EXCERPTED RECORDS:
------------------------
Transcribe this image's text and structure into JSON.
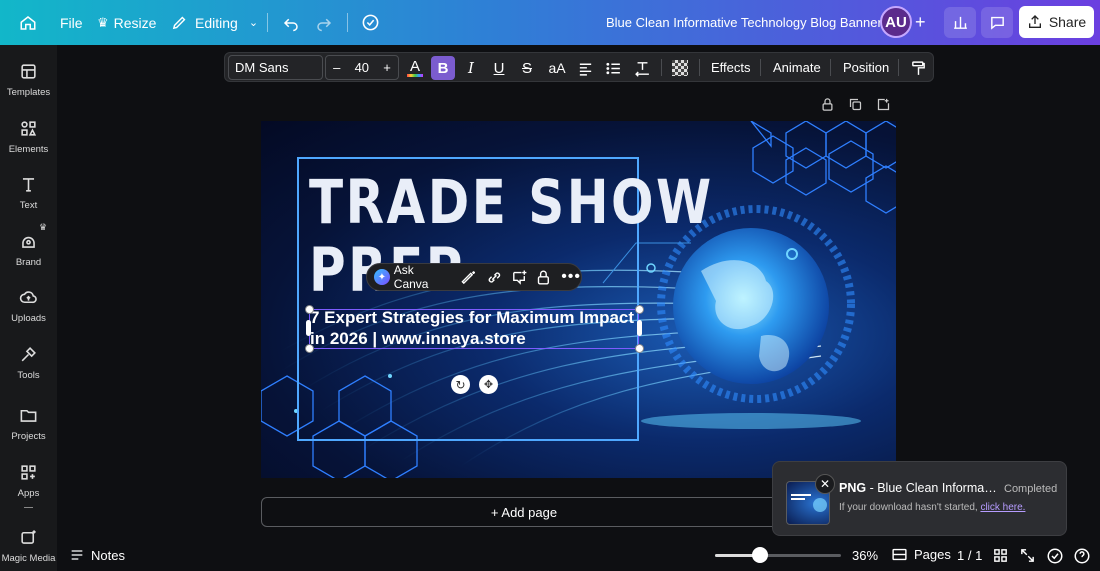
{
  "topbar": {
    "file_label": "File",
    "resize_label": "Resize",
    "editing_label": "Editing",
    "doc_title": "Blue Clean Informative Technology Blog Banner",
    "avatar_initials": "AU",
    "share_label": "Share"
  },
  "sidebar": {
    "items": [
      {
        "label": "Templates",
        "icon": "templates-icon"
      },
      {
        "label": "Elements",
        "icon": "elements-icon"
      },
      {
        "label": "Text",
        "icon": "text-icon"
      },
      {
        "label": "Brand",
        "icon": "brand-icon"
      },
      {
        "label": "Uploads",
        "icon": "uploads-icon"
      },
      {
        "label": "Tools",
        "icon": "tools-icon"
      },
      {
        "label": "Projects",
        "icon": "projects-icon"
      },
      {
        "label": "Apps",
        "icon": "apps-icon"
      },
      {
        "label": "Magic Media",
        "icon": "magic-media-icon"
      }
    ]
  },
  "format": {
    "font_name": "DM Sans",
    "font_size": "40",
    "minus": "–",
    "plus": "+",
    "effects_label": "Effects",
    "animate_label": "Animate",
    "position_label": "Position"
  },
  "design": {
    "title_line1": "TRADE SHOW",
    "title_line2": "PREP",
    "subtitle": "7 Expert Strategies for Maximum Impact in 2026 | www.innaya.store"
  },
  "floatbar": {
    "ask_canva_label": "Ask Canva"
  },
  "add_page_label": "+ Add page",
  "toast": {
    "format": "PNG",
    "filename": " - Blue Clean Informative Technology Blog Banner",
    "status": "Completed",
    "hint": "If your download hasn't started, ",
    "link": "click here."
  },
  "bottom": {
    "notes_label": "Notes",
    "zoom": "36%",
    "pages_label": "Pages",
    "page_count": "1 / 1",
    "zoom_level": 0.36
  },
  "colors": {
    "topbar_start": "#12b7c9",
    "topbar_end": "#6b3fe0",
    "accent": "#7b5ccf",
    "selection": "#7d5cff"
  }
}
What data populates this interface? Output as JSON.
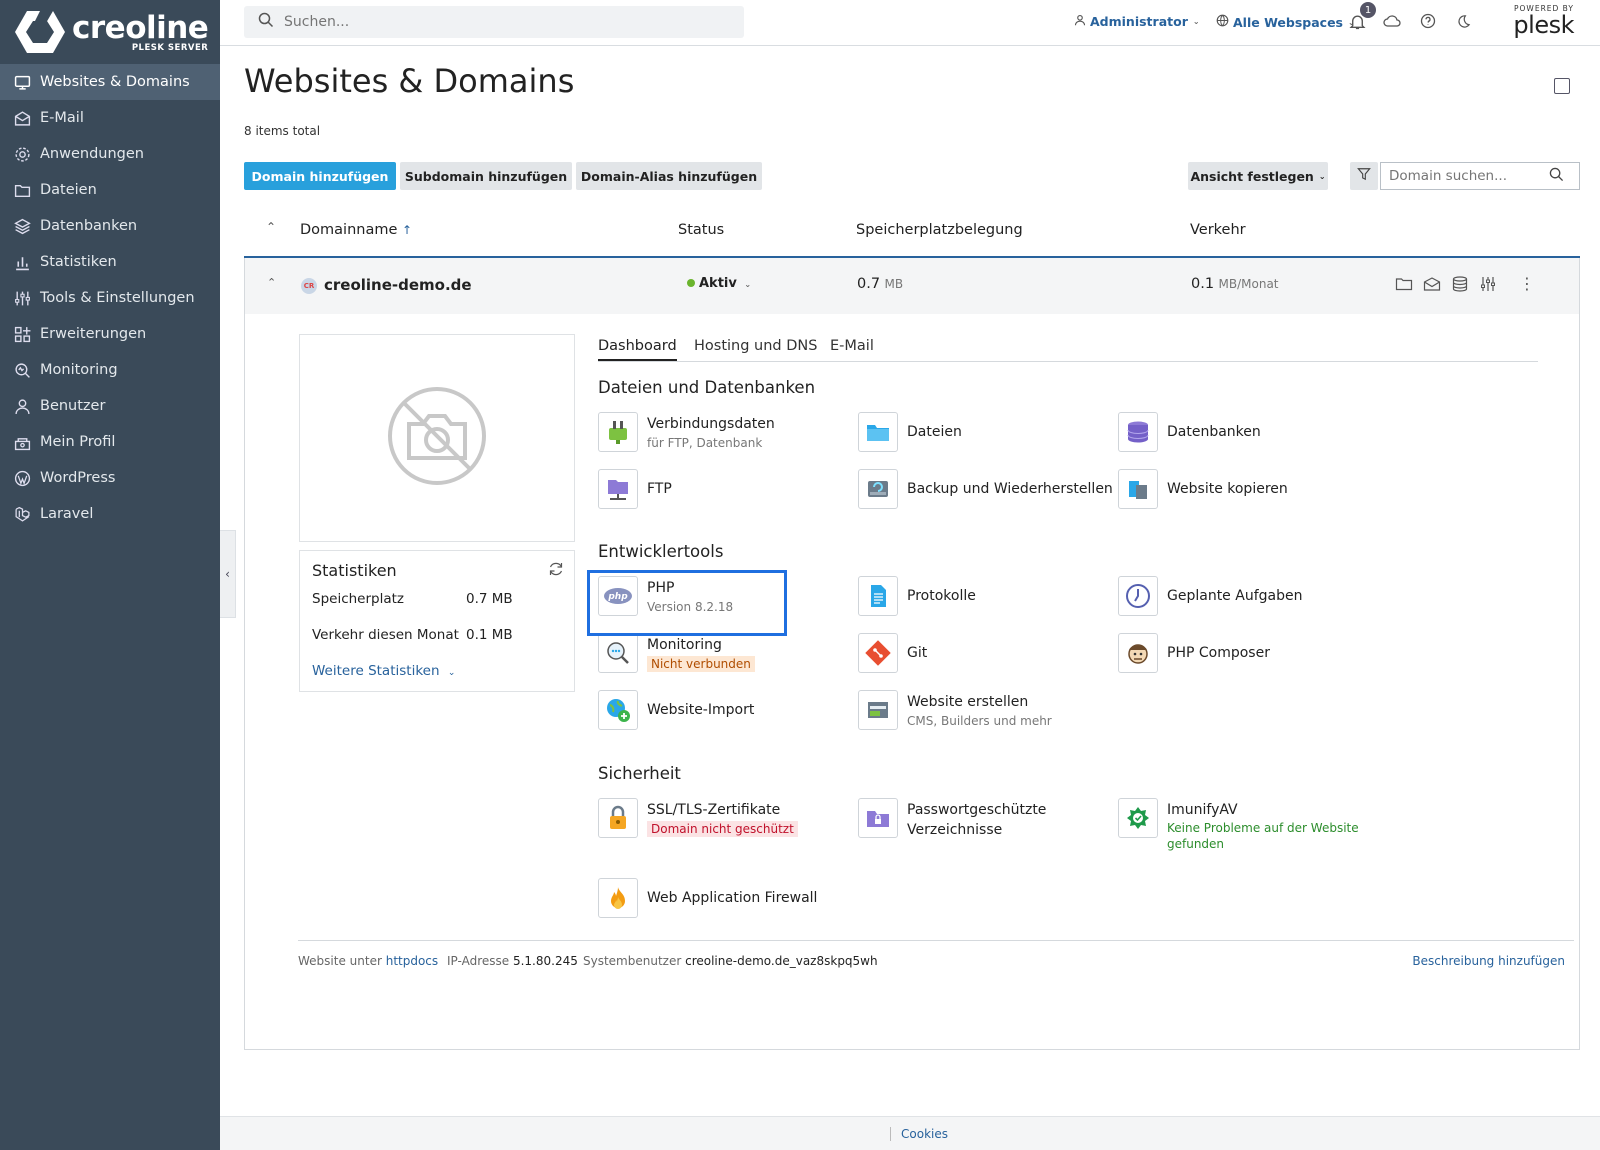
{
  "brand": {
    "name": "creoline",
    "sub": "PLESK SERVER"
  },
  "sidebar": {
    "items": [
      {
        "label": "Websites & Domains",
        "icon": "monitor-icon"
      },
      {
        "label": "E-Mail",
        "icon": "mail-icon"
      },
      {
        "label": "Anwendungen",
        "icon": "gear-icon"
      },
      {
        "label": "Dateien",
        "icon": "folder-icon"
      },
      {
        "label": "Datenbanken",
        "icon": "database-icon"
      },
      {
        "label": "Statistiken",
        "icon": "bar-chart-icon"
      },
      {
        "label": "Tools & Einstellungen",
        "icon": "sliders-icon"
      },
      {
        "label": "Erweiterungen",
        "icon": "grid-icon"
      },
      {
        "label": "Monitoring",
        "icon": "magnifier-icon"
      },
      {
        "label": "Benutzer",
        "icon": "user-icon"
      },
      {
        "label": "Mein Profil",
        "icon": "profile-icon"
      },
      {
        "label": "WordPress",
        "icon": "wordpress-icon"
      },
      {
        "label": "Laravel",
        "icon": "laravel-icon"
      }
    ]
  },
  "topbar": {
    "search_placeholder": "Suchen...",
    "user": "Administrator",
    "webspaces": "Alle Webspaces",
    "notifications_count": "1",
    "powered_by": "POWERED BY",
    "plesk": "plesk"
  },
  "page": {
    "title": "Websites & Domains",
    "items_total": "8 items total",
    "buttons": {
      "add_domain": "Domain hinzufügen",
      "add_subdomain": "Subdomain hinzufügen",
      "add_alias": "Domain-Alias hinzufügen",
      "view": "Ansicht festlegen"
    },
    "domain_search_placeholder": "Domain suchen..."
  },
  "table": {
    "headers": {
      "name": "Domainname",
      "status": "Status",
      "disk": "Speicherplatzbelegung",
      "traffic": "Verkehr"
    }
  },
  "domain": {
    "avatar": "CR",
    "name": "creoline-demo.de",
    "status": "Aktiv",
    "disk_value": "0.7",
    "disk_unit": "MB",
    "traffic_value": "0.1",
    "traffic_unit": "MB/Monat"
  },
  "stats": {
    "title": "Statistiken",
    "disk_label": "Speicherplatz",
    "disk_value": "0.7 MB",
    "traffic_label": "Verkehr diesen Monat",
    "traffic_value": "0.1 MB",
    "more": "Weitere Statistiken"
  },
  "tabs": [
    "Dashboard",
    "Hosting und DNS",
    "E-Mail"
  ],
  "sections": {
    "files": {
      "title": "Dateien und Datenbanken",
      "connection": {
        "label": "Verbindungsdaten",
        "sub": "für FTP, Datenbank"
      },
      "files": {
        "label": "Dateien"
      },
      "databases": {
        "label": "Datenbanken"
      },
      "ftp": {
        "label": "FTP"
      },
      "backup": {
        "label": "Backup und Wiederherstellen"
      },
      "copy": {
        "label": "Website kopieren"
      }
    },
    "dev": {
      "title": "Entwicklertools",
      "php": {
        "label": "PHP",
        "sub": "Version 8.2.18"
      },
      "logs": {
        "label": "Protokolle"
      },
      "tasks": {
        "label": "Geplante Aufgaben"
      },
      "monitoring": {
        "label": "Monitoring",
        "sub": "Nicht verbunden"
      },
      "git": {
        "label": "Git"
      },
      "composer": {
        "label": "PHP Composer"
      },
      "import": {
        "label": "Website-Import"
      },
      "builder": {
        "label": "Website erstellen",
        "sub": "CMS, Builders und mehr"
      }
    },
    "security": {
      "title": "Sicherheit",
      "ssl": {
        "label": "SSL/TLS-Zertifikate",
        "sub": "Domain nicht geschützt"
      },
      "protected": {
        "label1": "Passwortgeschützte",
        "label2": "Verzeichnisse"
      },
      "imunify": {
        "label": "ImunifyAV",
        "sub1": "Keine Probleme auf der Website",
        "sub2": "gefunden"
      },
      "waf": {
        "label": "Web Application Firewall"
      }
    }
  },
  "panel_footer": {
    "site_prefix": "Website unter",
    "site_dir": "httpdocs",
    "ip_label": "IP-Adresse",
    "ip": "5.1.80.245",
    "sysuser_label": "Systembenutzer",
    "sysuser": "creoline-demo.de_vaz8skpq5wh",
    "add_description": "Beschreibung hinzufügen"
  },
  "footer": {
    "cookies": "Cookies"
  },
  "colors": {
    "sidebar": "#3a4a59",
    "accent": "#28a0dc",
    "link": "#28629c",
    "highlight": "#1f6fe0",
    "active_dot": "#6ab42d"
  }
}
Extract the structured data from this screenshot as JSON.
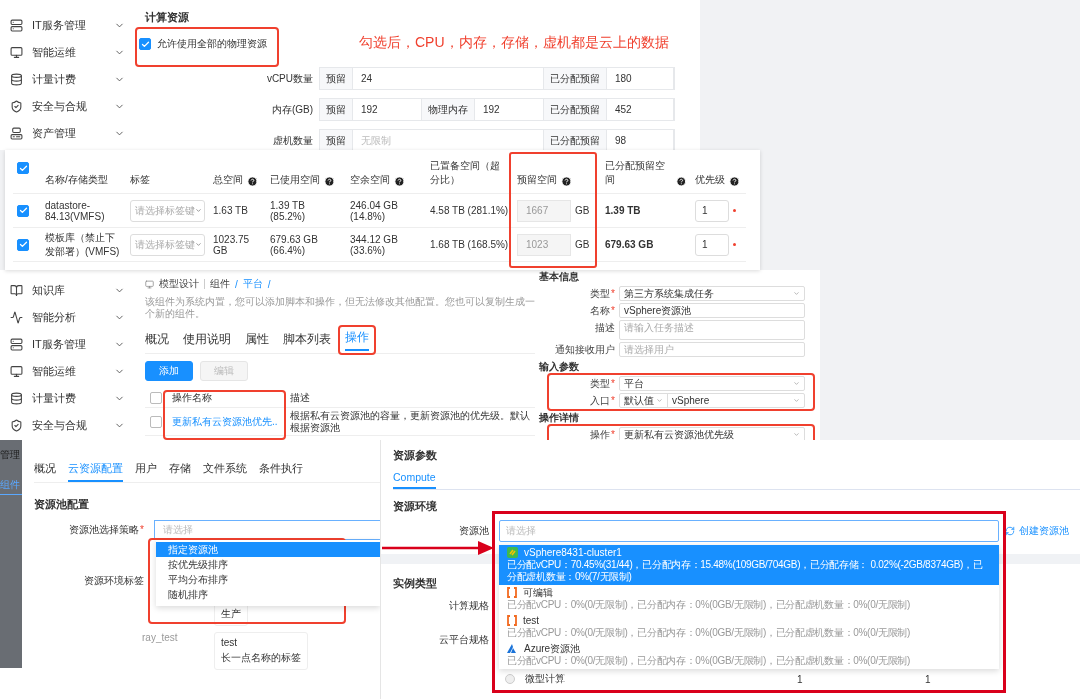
{
  "compute_panel": {
    "sidebar": [
      {
        "label": "IT服务管理",
        "kind": "service"
      },
      {
        "label": "智能运维",
        "kind": "ops"
      },
      {
        "label": "计量计费",
        "kind": "billing"
      },
      {
        "label": "安全与合规",
        "kind": "security"
      },
      {
        "label": "资产管理",
        "kind": "asset"
      }
    ],
    "heading": "计算资源",
    "allow_all": {
      "label": "允许使用全部的物理资源",
      "checked": true
    },
    "annotation": "勾选后，CPU，内存，存储，虚机都是云上的数据",
    "rows": [
      {
        "label": "vCPU数量",
        "cells": [
          {
            "label": "预留",
            "value": "24"
          },
          {
            "label": "已分配预留",
            "value": "180"
          }
        ]
      },
      {
        "label": "内存(GB)",
        "cells": [
          {
            "label": "预留",
            "value": "192"
          },
          {
            "label": "物理内存",
            "value": "192"
          },
          {
            "label": "已分配预留",
            "value": "452"
          }
        ]
      },
      {
        "label": "虚机数量",
        "cells": [
          {
            "label": "预留",
            "placeholder": "无限制"
          },
          {
            "label": "已分配预留",
            "value": "98"
          }
        ]
      }
    ]
  },
  "storage_table": {
    "all_checked": true,
    "columns": [
      {
        "label": "名称/存储类型",
        "help": false
      },
      {
        "label": "标签",
        "help": false
      },
      {
        "label": "总空间",
        "help": true
      },
      {
        "label": "已使用空间",
        "help": true
      },
      {
        "label": "空余空间",
        "help": true
      },
      {
        "label": "已置备空间（超分比）",
        "help": false
      },
      {
        "label": "预留空间",
        "help": true
      },
      {
        "label": "已分配预留空间",
        "help": true
      },
      {
        "label": "优先级",
        "help": true
      }
    ],
    "rows": [
      {
        "checked": true,
        "name": "datastore-84.13(VMFS)",
        "tag_placeholder": "请选择标签键",
        "total": "1.63 TB",
        "used": "1.39 TB (85.2%)",
        "free": "246.04 GB (14.8%)",
        "provisioned": "4.58 TB (281.1%)",
        "reserved": "1667",
        "unit": "GB",
        "allocated": "1.39 TB",
        "priority": "1"
      },
      {
        "checked": true,
        "name": "模板库（禁止下发部署）(VMFS)",
        "tag_placeholder": "请选择标签键",
        "total": "1023.75 GB",
        "used": "679.63 GB (66.4%)",
        "free": "344.12 GB (33.6%)",
        "provisioned": "1.68 TB (168.5%)",
        "reserved": "1023",
        "unit": "GB",
        "allocated": "679.63 GB",
        "priority": "1"
      }
    ]
  },
  "component_panel": {
    "sidebar": [
      {
        "label": "知识库",
        "kind": "knowledge"
      },
      {
        "label": "智能分析",
        "kind": "analysis"
      },
      {
        "label": "IT服务管理",
        "kind": "service"
      },
      {
        "label": "智能运维",
        "kind": "ops"
      },
      {
        "label": "计量计费",
        "kind": "billing"
      },
      {
        "label": "安全与合规",
        "kind": "security"
      }
    ],
    "breadcrumb": [
      {
        "label": "模型设计",
        "current": false
      },
      {
        "label": "组件",
        "current": false
      },
      {
        "label": "平台",
        "current": true
      }
    ],
    "separator": "/",
    "description": "该组件为系统内置，您可以添加脚本和操作，但无法修改其他配置。您也可以复制生成一个新的组件。",
    "tabs": [
      {
        "label": "概况",
        "selected": false
      },
      {
        "label": "使用说明",
        "selected": false
      },
      {
        "label": "属性",
        "selected": false
      },
      {
        "label": "脚本列表",
        "selected": false
      },
      {
        "label": "操作",
        "selected": true
      }
    ],
    "buttons": [
      {
        "label": "添加",
        "disabled": false
      },
      {
        "label": "编辑",
        "disabled": true
      }
    ],
    "header_checked": false,
    "columns": [
      "操作名称",
      "描述"
    ],
    "rows": [
      {
        "checked": false,
        "name": "更新私有云资源池优先..",
        "description": "根据私有云资源池的容量，更新资源池的优先级。默认根据资源池"
      }
    ]
  },
  "task_form": {
    "required_mark": "*",
    "sections": [
      {
        "title": "基本信息",
        "highlighted": false,
        "fields": [
          {
            "label": "类型",
            "required": true,
            "kind": "select",
            "value": "第三方系统集成任务"
          },
          {
            "label": "名称",
            "required": true,
            "kind": "input",
            "value": "vSphere资源池"
          },
          {
            "label": "描述",
            "required": false,
            "kind": "textarea",
            "placeholder": "请输入任务描述"
          },
          {
            "label": "通知接收用户",
            "required": false,
            "kind": "input",
            "placeholder": "请选择用户"
          }
        ]
      },
      {
        "title": "输入参数",
        "highlighted": true,
        "fields": [
          {
            "label": "类型",
            "required": true,
            "kind": "select",
            "value": "平台"
          },
          {
            "label": "入口",
            "required": true,
            "kind": "combo",
            "prefix": "默认值",
            "value": "vSphere"
          }
        ]
      },
      {
        "title": "操作详情",
        "highlighted": true,
        "fields": [
          {
            "label": "操作",
            "required": true,
            "kind": "select",
            "value": "更新私有云资源池优先级"
          }
        ]
      }
    ]
  },
  "pool_config": {
    "side_tabs": [
      {
        "label": "管理",
        "selected": false
      },
      {
        "label": "组件",
        "selected": true
      }
    ],
    "tabs": [
      {
        "label": "概况",
        "selected": false
      },
      {
        "label": "云资源配置",
        "selected": true
      },
      {
        "label": "用户",
        "selected": false
      },
      {
        "label": "存储",
        "selected": false
      },
      {
        "label": "文件系统",
        "selected": false
      },
      {
        "label": "条件执行",
        "selected": false
      }
    ],
    "section": "资源池配置",
    "strategy": {
      "label": "资源池选择策略",
      "required": true,
      "required_mark": "*",
      "placeholder": "请选择"
    },
    "options": [
      {
        "label": "指定资源池",
        "selected": true
      },
      {
        "label": "按优先级排序",
        "selected": false
      },
      {
        "label": "平均分布排序",
        "selected": false
      },
      {
        "label": "随机排序",
        "selected": false
      }
    ],
    "tags_label": "资源环境标签",
    "tags": [
      {
        "values": [
          "生产"
        ]
      },
      {
        "key": "ray_test",
        "values": [
          "test",
          "长一点名称的标签"
        ]
      }
    ]
  },
  "resource_params": {
    "title": "资源参数",
    "tabs": [
      {
        "label": "Compute",
        "selected": true
      }
    ],
    "env_title": "资源环境",
    "pool_label": "资源池",
    "pool_placeholder": "请选择",
    "create_link": "创建资源池",
    "pools": [
      {
        "kind": "vsphere",
        "name": "vSphere8431-cluster1",
        "selected": true,
        "detail": "已分配vCPU：70.45%(31/44)，已分配内存：15.48%(109GB/704GB)，已分配存储： 0.02%(-2GB/8374GB)，已分配虚机数量：0%(7/无限制)"
      },
      {
        "kind": "bracket",
        "name": "可编辑",
        "selected": false,
        "detail": "已分配vCPU：0%(0/无限制)，已分配内存：0%(0GB/无限制)，已分配虚机数量：0%(0/无限制)"
      },
      {
        "kind": "bracket",
        "name": "test",
        "selected": false,
        "detail": "已分配vCPU：0%(0/无限制)，已分配内存：0%(0GB/无限制)，已分配虚机数量：0%(0/无限制)"
      },
      {
        "kind": "azure",
        "name": "Azure资源池",
        "selected": false,
        "detail": "已分配vCPU：0%(0/无限制)，已分配内存：0%(0GB/无限制)，已分配虚机数量：0%(0/无限制)"
      }
    ],
    "instance_title": "实例类型",
    "spec_label": "计算规格",
    "cloud_spec_label": "云平台规格",
    "spec_row": {
      "selected": false,
      "name": "微型计算",
      "values": [
        "1",
        "1"
      ]
    }
  }
}
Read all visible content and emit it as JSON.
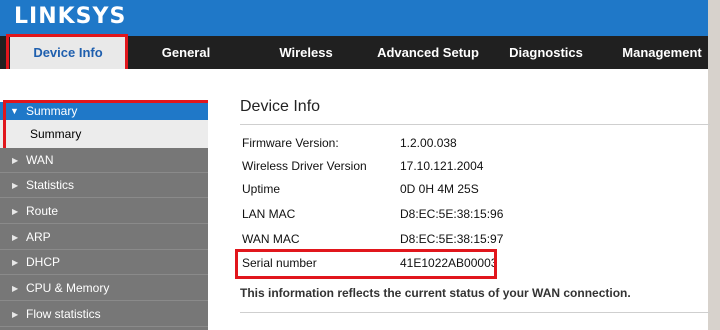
{
  "header": {
    "logo": "LINKSYS"
  },
  "nav": {
    "tabs": [
      {
        "label": "Device Info",
        "active": true
      },
      {
        "label": "General"
      },
      {
        "label": "Wireless"
      },
      {
        "label": "Advanced Setup"
      },
      {
        "label": "Diagnostics"
      },
      {
        "label": "Management"
      }
    ]
  },
  "sidebar": {
    "section": {
      "label": "Summary",
      "expanded": true,
      "icon": "caret-down-icon"
    },
    "selected": {
      "label": "Summary"
    },
    "items": [
      {
        "label": "WAN",
        "icon": "caret-right-icon"
      },
      {
        "label": "Statistics",
        "icon": "caret-right-icon"
      },
      {
        "label": "Route",
        "icon": "caret-right-icon"
      },
      {
        "label": "ARP",
        "icon": "caret-right-icon"
      },
      {
        "label": "DHCP",
        "icon": "caret-right-icon"
      },
      {
        "label": "CPU & Memory",
        "icon": "caret-right-icon"
      },
      {
        "label": "Flow statistics",
        "icon": "caret-right-icon"
      }
    ]
  },
  "main": {
    "title": "Device Info",
    "rows": [
      {
        "label": "Firmware Version:",
        "value": "1.2.00.038"
      },
      {
        "label": "Wireless Driver Version",
        "value": "17.10.121.2004"
      },
      {
        "label": "Uptime",
        "value": "0D 0H 4M 25S"
      },
      {
        "label": "LAN MAC",
        "value": "D8:EC:5E:38:15:96"
      },
      {
        "label": "WAN MAC",
        "value": "D8:EC:5E:38:15:97"
      },
      {
        "label": "Serial number",
        "value": "41E1022AB00003"
      }
    ],
    "note": "This information reflects the current status of your WAN connection."
  },
  "colors": {
    "brand_blue": "#1f78c8",
    "nav_dark": "#202020",
    "sidebar_gray": "#777777",
    "highlight_red": "#e1161c"
  }
}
------------------------
Reproduce every line from the entries that holds the word "current".

TASK RESULT:
        "current": false
        "current": false
        "current": true
    "note": "This information reflects the current status of your WAN connection."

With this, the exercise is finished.